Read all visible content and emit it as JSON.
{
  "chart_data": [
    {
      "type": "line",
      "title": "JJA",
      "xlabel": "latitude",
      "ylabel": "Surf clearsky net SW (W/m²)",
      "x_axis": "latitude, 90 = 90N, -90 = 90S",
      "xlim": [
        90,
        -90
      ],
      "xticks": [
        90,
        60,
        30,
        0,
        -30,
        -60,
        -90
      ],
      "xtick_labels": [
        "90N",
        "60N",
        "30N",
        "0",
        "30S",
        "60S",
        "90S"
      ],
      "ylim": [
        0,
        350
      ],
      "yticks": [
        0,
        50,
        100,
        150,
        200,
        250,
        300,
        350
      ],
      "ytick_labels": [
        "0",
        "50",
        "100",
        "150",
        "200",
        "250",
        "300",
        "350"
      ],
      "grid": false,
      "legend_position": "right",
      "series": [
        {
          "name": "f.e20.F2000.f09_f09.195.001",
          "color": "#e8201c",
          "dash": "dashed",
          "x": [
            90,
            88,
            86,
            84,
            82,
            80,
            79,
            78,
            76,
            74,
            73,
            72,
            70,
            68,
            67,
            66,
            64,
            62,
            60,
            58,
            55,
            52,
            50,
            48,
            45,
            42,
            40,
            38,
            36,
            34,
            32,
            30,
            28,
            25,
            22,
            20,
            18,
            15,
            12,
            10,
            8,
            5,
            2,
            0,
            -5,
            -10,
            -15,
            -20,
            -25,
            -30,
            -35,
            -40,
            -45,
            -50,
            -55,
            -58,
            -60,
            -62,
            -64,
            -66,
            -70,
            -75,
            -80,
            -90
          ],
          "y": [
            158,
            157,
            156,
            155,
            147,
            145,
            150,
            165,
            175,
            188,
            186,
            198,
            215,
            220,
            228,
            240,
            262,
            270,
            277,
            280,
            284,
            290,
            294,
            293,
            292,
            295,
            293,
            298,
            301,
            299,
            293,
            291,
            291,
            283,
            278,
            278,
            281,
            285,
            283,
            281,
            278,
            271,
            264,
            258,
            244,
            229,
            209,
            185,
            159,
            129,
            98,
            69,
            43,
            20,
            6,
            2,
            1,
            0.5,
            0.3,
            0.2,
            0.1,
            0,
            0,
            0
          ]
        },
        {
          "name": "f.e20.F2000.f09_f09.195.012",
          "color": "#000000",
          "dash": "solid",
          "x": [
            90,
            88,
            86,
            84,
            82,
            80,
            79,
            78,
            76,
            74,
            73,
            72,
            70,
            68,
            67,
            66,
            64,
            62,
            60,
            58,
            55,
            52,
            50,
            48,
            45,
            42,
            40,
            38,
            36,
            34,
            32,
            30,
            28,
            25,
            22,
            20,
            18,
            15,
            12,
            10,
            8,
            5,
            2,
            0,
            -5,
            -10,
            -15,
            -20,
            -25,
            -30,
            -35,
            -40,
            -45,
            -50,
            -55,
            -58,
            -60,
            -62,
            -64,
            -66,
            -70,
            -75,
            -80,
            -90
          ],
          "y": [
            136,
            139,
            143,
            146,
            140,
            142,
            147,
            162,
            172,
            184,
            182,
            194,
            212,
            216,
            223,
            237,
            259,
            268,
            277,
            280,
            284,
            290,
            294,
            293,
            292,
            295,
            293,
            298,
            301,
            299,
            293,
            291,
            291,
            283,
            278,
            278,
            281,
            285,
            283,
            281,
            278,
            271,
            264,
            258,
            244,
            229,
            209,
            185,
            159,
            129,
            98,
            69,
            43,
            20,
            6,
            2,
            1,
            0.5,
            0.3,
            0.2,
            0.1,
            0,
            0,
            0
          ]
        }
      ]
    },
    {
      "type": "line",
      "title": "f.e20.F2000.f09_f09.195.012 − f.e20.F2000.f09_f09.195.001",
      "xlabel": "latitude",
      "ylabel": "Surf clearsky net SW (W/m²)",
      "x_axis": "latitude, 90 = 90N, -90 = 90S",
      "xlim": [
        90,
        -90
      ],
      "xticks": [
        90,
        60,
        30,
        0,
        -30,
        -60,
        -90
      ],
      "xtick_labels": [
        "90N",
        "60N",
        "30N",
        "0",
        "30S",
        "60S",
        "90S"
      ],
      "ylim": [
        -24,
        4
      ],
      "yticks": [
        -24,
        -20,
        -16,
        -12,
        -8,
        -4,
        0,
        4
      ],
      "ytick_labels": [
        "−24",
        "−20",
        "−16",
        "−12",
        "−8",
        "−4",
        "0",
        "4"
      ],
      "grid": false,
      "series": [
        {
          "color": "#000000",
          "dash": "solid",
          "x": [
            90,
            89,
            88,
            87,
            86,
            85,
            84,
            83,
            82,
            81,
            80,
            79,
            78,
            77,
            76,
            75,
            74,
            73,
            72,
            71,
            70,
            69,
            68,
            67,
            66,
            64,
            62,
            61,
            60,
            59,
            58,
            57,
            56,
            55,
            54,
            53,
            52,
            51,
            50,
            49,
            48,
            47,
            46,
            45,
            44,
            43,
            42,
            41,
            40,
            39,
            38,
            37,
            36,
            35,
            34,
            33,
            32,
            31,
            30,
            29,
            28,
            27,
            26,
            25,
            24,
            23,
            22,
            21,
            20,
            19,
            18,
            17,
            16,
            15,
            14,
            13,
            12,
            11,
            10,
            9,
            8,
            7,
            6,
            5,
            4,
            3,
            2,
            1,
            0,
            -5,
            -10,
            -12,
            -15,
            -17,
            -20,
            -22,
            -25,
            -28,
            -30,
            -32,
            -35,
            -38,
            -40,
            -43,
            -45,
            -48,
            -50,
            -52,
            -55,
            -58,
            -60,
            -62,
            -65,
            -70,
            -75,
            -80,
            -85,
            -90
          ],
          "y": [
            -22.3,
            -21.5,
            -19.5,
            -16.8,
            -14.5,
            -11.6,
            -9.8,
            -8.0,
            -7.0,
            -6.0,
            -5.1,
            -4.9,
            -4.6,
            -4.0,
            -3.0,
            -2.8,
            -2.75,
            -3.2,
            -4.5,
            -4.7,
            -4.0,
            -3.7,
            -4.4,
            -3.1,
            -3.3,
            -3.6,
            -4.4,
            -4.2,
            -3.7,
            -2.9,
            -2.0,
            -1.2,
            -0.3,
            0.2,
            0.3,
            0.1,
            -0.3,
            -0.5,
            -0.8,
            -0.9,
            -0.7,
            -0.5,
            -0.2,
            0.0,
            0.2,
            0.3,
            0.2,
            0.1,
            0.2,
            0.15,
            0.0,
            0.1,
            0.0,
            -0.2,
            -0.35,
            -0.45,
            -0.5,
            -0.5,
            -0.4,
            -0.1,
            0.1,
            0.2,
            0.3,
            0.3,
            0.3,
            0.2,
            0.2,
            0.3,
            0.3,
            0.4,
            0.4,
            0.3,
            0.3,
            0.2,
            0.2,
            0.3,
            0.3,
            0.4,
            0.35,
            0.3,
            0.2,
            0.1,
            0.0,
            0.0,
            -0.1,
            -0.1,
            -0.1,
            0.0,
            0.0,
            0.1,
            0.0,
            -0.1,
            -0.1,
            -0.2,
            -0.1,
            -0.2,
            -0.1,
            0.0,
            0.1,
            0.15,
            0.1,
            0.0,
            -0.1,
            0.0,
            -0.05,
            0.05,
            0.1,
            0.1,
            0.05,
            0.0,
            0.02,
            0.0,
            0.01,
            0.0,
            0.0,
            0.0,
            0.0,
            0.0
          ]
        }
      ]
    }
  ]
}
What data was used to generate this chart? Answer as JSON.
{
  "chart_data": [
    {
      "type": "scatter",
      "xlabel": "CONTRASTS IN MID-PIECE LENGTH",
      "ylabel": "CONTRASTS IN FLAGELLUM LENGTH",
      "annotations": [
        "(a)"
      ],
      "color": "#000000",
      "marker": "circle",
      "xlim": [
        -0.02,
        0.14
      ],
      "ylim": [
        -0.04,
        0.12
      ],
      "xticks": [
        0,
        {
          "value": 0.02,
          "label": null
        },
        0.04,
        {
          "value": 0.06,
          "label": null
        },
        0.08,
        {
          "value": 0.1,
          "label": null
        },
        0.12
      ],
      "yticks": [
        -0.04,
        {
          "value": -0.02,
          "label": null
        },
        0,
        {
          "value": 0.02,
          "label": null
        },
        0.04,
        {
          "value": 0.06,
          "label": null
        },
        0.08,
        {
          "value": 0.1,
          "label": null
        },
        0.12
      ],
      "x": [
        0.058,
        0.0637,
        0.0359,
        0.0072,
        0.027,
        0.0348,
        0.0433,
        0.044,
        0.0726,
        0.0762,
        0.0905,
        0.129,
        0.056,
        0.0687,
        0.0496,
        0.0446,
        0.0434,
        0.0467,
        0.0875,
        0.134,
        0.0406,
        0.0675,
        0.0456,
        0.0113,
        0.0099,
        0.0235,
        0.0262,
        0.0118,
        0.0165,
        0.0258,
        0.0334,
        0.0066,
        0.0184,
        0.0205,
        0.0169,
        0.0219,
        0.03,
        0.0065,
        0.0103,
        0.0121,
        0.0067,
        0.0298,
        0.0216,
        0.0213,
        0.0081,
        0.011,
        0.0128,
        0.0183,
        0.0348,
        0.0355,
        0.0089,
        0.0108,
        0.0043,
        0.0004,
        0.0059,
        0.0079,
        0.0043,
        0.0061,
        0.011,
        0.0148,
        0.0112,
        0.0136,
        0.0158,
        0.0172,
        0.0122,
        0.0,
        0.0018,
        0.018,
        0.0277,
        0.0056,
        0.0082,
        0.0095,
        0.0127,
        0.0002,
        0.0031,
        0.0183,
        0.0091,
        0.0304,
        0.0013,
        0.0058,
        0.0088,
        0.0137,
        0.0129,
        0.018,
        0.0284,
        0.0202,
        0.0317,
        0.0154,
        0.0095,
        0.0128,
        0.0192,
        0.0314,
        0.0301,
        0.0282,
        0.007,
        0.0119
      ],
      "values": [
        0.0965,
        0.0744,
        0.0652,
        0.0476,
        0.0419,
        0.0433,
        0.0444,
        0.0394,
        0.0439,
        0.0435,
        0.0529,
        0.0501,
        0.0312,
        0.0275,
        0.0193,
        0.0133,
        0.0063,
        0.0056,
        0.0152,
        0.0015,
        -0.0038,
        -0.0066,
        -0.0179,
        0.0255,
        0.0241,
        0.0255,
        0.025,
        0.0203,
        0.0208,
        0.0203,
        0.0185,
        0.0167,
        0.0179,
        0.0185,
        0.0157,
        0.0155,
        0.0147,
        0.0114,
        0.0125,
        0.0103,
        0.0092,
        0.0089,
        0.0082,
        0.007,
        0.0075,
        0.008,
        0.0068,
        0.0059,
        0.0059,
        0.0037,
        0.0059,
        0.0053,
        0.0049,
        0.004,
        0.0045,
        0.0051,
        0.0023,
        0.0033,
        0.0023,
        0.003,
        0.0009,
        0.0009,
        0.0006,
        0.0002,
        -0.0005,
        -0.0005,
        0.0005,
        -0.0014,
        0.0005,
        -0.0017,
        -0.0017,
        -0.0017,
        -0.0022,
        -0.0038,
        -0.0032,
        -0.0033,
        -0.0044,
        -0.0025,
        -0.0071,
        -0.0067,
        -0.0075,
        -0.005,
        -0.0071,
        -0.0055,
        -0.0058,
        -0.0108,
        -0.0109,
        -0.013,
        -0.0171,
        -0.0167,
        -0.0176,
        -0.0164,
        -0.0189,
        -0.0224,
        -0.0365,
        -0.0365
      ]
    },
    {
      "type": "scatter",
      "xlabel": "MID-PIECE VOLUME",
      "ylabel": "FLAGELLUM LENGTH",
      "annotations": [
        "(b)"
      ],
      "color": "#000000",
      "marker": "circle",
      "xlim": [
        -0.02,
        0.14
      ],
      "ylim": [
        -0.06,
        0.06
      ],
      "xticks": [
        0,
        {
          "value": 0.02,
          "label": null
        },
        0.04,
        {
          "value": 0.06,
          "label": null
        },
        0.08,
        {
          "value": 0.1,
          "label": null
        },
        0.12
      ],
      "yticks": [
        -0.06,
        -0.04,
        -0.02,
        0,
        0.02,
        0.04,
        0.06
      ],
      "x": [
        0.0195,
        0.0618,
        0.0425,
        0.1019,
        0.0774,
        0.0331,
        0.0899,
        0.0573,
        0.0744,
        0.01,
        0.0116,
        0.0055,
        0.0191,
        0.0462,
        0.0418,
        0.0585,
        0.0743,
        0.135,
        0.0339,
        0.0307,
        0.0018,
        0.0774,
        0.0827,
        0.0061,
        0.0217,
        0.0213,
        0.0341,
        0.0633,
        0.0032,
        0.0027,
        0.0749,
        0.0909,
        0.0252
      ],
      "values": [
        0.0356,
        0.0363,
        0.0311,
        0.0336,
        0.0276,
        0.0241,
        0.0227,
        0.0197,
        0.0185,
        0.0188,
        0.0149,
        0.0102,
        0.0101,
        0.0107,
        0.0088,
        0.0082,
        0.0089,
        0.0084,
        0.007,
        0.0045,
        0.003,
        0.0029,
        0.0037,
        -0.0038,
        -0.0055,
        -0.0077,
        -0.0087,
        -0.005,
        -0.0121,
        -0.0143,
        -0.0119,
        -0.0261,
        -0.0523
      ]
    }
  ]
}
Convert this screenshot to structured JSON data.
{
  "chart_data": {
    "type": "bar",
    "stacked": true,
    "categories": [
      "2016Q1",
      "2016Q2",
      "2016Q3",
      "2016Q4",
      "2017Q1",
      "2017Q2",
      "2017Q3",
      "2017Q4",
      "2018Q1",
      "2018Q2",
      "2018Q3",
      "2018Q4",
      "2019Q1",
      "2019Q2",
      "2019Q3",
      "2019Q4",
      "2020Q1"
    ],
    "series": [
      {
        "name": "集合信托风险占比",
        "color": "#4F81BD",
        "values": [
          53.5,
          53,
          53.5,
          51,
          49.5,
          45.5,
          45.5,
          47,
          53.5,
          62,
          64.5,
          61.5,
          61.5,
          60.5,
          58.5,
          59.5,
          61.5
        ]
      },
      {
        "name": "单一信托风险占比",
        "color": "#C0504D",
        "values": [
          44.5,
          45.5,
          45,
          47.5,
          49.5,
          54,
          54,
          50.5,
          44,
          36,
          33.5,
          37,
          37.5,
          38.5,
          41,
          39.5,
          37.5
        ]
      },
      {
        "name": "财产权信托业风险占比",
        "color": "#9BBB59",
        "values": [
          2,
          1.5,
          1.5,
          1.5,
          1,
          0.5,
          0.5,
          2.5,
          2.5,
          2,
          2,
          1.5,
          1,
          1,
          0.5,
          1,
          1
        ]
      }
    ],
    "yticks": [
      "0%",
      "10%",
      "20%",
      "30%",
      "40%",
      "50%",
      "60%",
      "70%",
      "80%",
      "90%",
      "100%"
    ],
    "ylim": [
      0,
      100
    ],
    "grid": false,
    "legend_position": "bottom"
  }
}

---*---

▸ Request: Give only the count of lines in this material that contain the string "xlabel".

▸ Exercise solution: 4